-- start Dataset --

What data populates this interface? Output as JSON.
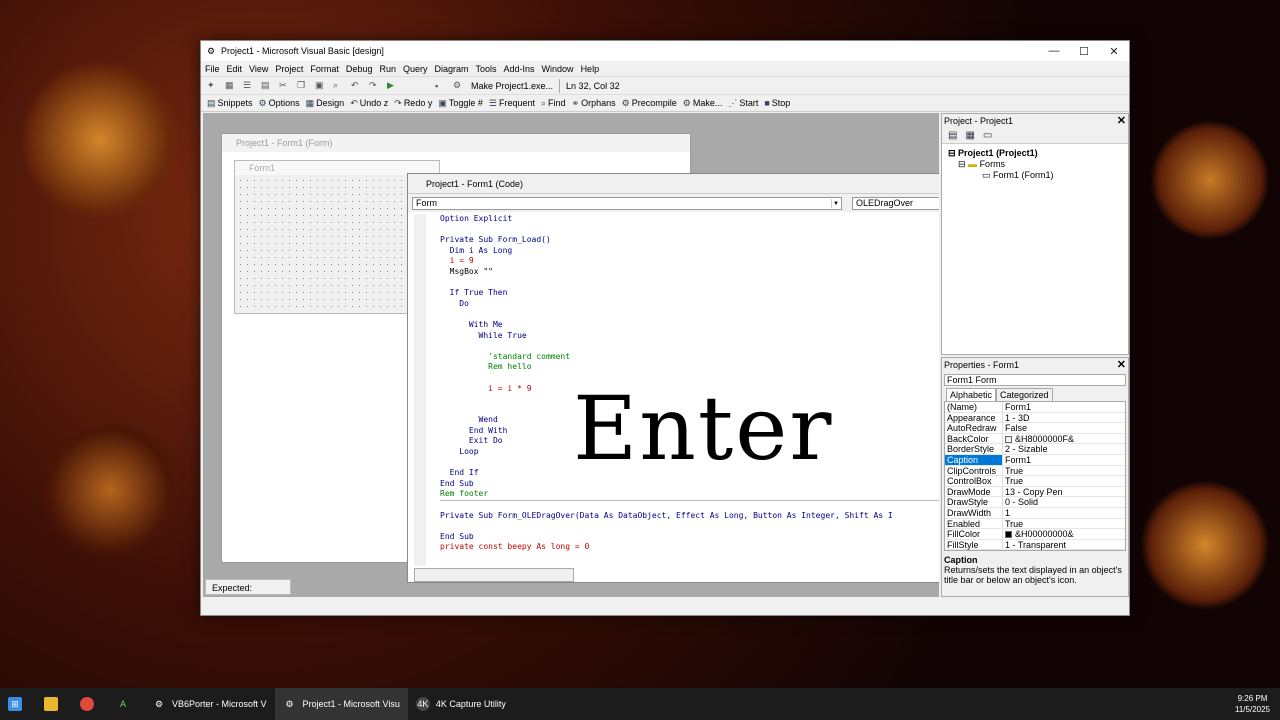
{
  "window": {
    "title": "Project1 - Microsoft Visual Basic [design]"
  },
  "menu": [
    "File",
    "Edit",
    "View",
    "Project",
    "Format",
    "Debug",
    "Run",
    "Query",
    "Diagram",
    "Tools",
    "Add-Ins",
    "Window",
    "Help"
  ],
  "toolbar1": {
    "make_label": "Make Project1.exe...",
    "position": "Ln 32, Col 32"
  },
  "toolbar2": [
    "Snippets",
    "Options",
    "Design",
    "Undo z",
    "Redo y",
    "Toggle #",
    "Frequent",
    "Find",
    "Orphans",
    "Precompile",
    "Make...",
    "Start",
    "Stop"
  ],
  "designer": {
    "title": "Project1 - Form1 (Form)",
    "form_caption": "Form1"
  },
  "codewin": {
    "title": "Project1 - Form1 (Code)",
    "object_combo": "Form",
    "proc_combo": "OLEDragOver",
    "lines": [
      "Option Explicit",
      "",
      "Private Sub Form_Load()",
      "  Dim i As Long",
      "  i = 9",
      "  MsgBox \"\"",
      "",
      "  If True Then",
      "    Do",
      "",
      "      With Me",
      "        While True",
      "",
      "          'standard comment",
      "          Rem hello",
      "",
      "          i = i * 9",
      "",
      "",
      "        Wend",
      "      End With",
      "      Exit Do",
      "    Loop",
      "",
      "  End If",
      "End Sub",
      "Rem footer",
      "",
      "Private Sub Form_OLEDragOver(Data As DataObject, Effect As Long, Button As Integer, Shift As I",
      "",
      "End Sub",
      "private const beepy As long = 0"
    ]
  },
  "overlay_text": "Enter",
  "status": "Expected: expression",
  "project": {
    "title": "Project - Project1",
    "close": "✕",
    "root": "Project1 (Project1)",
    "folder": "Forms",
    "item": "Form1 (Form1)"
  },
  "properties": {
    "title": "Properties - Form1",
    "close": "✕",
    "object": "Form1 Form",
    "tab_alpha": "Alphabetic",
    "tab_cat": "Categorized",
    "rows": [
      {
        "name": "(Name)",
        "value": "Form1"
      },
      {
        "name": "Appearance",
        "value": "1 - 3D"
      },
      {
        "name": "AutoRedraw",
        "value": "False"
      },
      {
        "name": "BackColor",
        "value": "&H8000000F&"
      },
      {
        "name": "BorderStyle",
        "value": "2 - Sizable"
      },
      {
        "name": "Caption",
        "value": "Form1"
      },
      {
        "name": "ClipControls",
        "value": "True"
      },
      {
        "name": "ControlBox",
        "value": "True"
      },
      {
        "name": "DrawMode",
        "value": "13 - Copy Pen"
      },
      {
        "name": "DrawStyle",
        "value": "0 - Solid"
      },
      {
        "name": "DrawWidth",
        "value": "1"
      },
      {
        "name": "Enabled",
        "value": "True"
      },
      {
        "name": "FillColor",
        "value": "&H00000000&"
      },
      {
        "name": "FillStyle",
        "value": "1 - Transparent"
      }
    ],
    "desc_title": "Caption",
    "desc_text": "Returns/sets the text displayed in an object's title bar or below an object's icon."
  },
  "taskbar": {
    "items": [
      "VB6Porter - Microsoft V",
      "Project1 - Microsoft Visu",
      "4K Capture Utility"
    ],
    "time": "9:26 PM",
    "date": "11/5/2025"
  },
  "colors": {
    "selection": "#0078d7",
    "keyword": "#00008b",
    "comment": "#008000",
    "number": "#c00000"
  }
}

-- end Dataset --
-- start Dataset --

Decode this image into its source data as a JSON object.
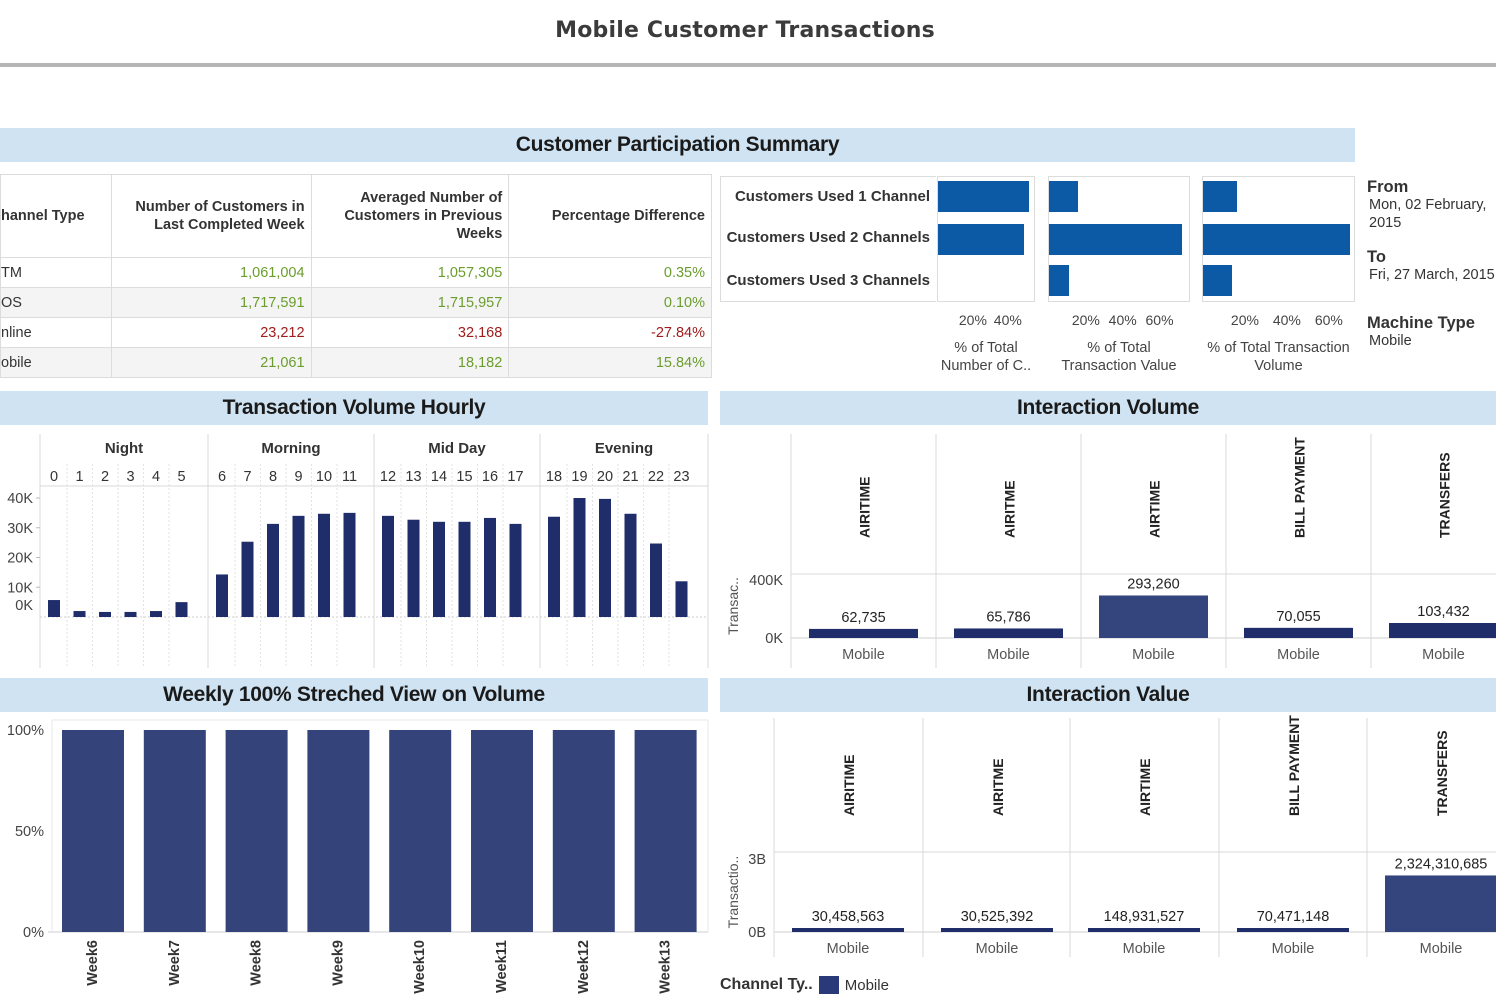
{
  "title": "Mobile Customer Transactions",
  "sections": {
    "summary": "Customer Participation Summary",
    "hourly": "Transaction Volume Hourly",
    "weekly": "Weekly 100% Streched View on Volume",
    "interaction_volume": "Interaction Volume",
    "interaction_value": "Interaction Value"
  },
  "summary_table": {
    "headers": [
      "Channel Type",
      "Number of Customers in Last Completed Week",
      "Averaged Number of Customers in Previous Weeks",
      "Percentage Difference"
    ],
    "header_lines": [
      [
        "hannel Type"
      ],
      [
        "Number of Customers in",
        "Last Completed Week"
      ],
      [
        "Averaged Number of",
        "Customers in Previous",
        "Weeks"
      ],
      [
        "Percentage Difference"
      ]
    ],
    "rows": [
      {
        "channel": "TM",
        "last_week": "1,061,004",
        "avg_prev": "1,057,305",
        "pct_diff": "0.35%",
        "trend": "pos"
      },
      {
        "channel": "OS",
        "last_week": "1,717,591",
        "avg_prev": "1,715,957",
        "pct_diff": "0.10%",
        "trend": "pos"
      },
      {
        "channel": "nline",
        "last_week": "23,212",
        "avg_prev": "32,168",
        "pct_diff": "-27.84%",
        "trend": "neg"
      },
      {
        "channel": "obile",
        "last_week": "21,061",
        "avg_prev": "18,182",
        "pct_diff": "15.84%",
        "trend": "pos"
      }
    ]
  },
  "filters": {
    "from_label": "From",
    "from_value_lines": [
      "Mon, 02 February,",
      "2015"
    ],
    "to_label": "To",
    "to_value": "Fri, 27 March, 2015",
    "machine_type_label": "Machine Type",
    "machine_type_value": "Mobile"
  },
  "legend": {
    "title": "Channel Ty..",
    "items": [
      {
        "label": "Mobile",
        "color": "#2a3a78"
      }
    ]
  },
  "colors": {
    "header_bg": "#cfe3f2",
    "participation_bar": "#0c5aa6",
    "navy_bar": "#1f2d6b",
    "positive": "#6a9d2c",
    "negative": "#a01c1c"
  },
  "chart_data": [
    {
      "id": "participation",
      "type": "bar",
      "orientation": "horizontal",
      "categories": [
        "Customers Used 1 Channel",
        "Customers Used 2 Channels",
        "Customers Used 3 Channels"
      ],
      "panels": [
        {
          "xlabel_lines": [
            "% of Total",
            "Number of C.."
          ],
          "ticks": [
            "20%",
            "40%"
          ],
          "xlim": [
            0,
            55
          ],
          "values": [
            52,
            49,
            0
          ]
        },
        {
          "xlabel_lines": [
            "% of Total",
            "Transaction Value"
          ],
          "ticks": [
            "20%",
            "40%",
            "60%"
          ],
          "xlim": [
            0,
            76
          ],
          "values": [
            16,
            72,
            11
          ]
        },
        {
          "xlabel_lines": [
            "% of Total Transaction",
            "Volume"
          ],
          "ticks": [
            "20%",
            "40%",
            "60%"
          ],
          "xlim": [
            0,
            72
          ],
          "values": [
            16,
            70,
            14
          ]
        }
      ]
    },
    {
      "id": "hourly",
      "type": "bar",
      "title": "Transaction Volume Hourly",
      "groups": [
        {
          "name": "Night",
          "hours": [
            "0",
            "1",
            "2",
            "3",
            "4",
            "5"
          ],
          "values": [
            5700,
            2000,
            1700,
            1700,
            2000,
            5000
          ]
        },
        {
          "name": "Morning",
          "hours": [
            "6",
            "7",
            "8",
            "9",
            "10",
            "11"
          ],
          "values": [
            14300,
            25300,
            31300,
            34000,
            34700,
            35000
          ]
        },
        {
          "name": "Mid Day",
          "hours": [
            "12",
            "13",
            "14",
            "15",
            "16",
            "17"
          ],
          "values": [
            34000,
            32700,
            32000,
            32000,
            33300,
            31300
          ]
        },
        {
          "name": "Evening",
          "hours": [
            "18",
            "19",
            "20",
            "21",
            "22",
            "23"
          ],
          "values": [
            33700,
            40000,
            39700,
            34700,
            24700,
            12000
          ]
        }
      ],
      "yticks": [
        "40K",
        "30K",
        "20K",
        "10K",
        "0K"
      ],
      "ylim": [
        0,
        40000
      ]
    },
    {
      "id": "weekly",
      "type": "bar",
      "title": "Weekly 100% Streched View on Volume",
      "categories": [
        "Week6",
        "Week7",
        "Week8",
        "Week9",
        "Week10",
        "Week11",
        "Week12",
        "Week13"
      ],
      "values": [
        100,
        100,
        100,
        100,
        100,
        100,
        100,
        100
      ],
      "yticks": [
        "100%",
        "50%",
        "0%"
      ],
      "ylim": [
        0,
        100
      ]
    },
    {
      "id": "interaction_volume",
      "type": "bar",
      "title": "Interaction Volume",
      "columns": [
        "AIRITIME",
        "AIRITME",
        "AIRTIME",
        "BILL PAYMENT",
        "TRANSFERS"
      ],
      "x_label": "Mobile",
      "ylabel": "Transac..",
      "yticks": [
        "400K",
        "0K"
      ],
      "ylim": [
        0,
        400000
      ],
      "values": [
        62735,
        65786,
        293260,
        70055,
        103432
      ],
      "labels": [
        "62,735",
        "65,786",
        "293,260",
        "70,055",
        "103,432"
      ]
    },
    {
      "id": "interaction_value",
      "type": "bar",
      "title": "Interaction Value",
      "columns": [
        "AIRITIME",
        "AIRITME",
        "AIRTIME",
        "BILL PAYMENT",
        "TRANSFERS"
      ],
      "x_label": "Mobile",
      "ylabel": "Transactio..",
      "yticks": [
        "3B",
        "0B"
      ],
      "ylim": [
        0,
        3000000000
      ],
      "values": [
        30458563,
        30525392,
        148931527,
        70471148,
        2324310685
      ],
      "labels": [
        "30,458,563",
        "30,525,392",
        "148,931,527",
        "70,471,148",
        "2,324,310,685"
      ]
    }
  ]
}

-- end Dataset --
-- start Dataset --

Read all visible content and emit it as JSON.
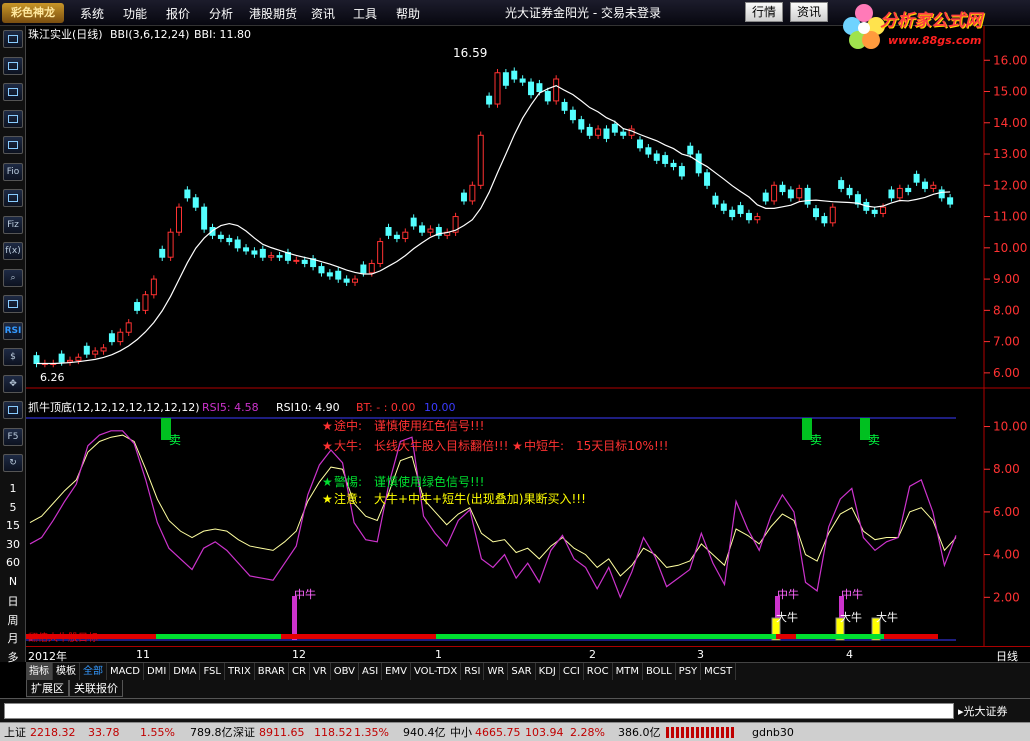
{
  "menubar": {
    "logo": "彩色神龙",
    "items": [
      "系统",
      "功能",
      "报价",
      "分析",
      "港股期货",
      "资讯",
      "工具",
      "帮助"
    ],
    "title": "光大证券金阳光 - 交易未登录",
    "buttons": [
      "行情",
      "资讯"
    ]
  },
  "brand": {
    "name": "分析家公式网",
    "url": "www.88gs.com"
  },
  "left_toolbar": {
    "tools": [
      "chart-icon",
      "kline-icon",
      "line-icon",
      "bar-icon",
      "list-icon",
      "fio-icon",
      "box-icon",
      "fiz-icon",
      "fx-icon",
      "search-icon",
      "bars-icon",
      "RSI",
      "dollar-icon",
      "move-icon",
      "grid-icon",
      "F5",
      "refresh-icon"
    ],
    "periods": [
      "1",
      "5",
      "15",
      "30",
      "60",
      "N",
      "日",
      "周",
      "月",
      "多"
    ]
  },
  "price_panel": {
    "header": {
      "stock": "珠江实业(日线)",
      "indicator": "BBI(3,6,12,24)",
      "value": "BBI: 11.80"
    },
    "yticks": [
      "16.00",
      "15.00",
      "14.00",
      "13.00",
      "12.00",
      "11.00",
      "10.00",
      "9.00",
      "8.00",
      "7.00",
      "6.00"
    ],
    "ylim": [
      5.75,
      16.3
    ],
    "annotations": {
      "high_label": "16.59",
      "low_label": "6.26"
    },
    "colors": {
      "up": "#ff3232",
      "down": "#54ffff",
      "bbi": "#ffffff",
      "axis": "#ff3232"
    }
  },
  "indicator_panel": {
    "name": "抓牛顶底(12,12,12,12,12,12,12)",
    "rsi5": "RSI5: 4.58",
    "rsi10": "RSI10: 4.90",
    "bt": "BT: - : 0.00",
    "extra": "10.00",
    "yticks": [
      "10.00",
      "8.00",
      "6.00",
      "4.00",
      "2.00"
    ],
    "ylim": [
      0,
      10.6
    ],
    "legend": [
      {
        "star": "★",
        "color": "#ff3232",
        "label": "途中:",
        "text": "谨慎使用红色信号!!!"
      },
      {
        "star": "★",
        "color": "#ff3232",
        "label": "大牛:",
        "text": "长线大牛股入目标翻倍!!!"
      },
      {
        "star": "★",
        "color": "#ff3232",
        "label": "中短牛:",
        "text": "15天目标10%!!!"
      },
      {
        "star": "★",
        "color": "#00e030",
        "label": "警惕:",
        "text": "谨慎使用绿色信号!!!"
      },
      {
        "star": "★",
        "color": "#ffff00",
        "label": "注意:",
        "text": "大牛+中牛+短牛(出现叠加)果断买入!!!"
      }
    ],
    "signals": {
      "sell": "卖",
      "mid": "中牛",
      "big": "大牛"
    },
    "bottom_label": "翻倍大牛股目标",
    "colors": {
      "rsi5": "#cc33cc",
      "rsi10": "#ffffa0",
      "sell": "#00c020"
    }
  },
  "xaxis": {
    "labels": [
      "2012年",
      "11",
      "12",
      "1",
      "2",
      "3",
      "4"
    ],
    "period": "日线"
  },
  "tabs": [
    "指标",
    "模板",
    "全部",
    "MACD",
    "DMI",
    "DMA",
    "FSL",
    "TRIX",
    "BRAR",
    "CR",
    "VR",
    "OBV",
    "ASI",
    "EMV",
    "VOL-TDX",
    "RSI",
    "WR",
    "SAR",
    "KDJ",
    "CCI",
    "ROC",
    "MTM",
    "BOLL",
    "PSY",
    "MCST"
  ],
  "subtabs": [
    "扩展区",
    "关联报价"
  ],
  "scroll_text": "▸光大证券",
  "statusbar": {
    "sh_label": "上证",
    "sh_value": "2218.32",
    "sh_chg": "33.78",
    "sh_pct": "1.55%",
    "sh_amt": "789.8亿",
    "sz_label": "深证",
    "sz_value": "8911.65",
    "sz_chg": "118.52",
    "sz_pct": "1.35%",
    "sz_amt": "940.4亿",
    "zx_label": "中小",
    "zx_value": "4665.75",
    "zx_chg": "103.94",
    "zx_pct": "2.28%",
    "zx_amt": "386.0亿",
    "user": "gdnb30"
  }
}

-- end Dataset --

Take each line of the material that contains the word "Percentage" and list it.

### Solution for this problem
      "Percentage Difference"
        "Percentage Difference"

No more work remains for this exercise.